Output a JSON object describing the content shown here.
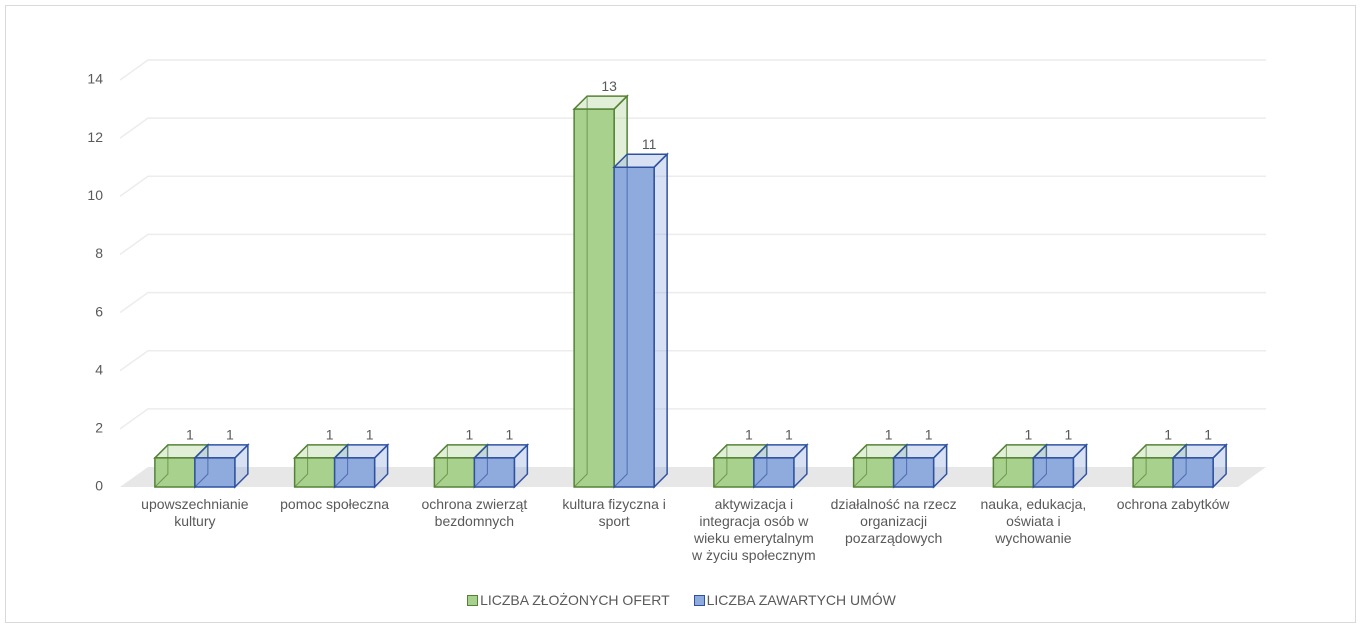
{
  "chart_data": {
    "type": "bar3d",
    "categories": [
      "upowszechnianie kultury",
      "pomoc społeczna",
      "ochrona zwierząt bezdomnych",
      "kultura fizyczna i sport",
      "aktywizacja i integracja osób w wieku emerytalnym w życiu społecznym",
      "działalność na rzecz organizacji pozarządowych",
      "nauka, edukacja, oświata i wychowanie",
      "ochrona zabytków"
    ],
    "series": [
      {
        "name": "LICZBA ZŁOŻONYCH OFERT",
        "color": "#a9d18e",
        "values": [
          1,
          1,
          1,
          13,
          1,
          1,
          1,
          1
        ]
      },
      {
        "name": "LICZBA ZAWARTYCH UMÓW",
        "color": "#8faadc",
        "values": [
          1,
          1,
          1,
          11,
          1,
          1,
          1,
          1
        ]
      }
    ],
    "ylim": [
      0,
      14
    ],
    "yticks": [
      0,
      2,
      4,
      6,
      8,
      10,
      12,
      14
    ],
    "grid": true,
    "legend": "bottom"
  }
}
────────────────────────────────────────
● **WHAT YOU NEED TO DO**
Copy every line above that includes the string "LICZBA".

● **FINAL RESULT**
        "name": "LICZBA ZŁOŻONYCH OFERT",
        "name": "LICZBA ZAWARTYCH UMÓW",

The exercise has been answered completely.